Take every line where the string "states" appears and copy it.

Given entries:
★ ★ ★

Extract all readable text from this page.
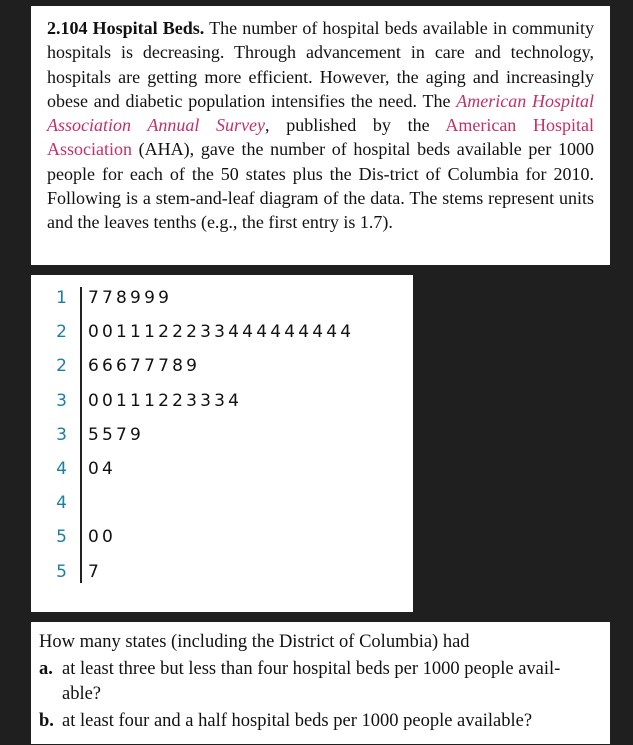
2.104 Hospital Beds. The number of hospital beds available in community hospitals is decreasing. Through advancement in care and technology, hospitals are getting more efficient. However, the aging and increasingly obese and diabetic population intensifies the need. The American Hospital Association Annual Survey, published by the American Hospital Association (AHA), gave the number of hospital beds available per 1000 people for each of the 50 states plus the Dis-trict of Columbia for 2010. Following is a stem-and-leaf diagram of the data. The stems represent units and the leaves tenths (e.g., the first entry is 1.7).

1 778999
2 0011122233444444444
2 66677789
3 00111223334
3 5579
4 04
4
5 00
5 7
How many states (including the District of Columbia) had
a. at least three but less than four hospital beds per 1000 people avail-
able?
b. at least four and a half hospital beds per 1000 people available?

★ ★ ★

Reply to the exercise:
2.104 Hospital Beds. The number of hospital beds available in community hospitals is decreasing. Through advancement in care and technology, hospitals are getting more efficient. However, the aging and increasingly obese and diabetic population intensifies the need. The American Hospital Association Annual Survey, published by the American Hospital Association (AHA), gave the number of hospital beds available per 1000 people for each of the 50 states plus the Dis-trict of Columbia for 2010. Following is a stem-and-leaf diagram of the data. The stems represent units and the leaves tenths (e.g., the first entry is 1.7).
How many states (including the District of Columbia) had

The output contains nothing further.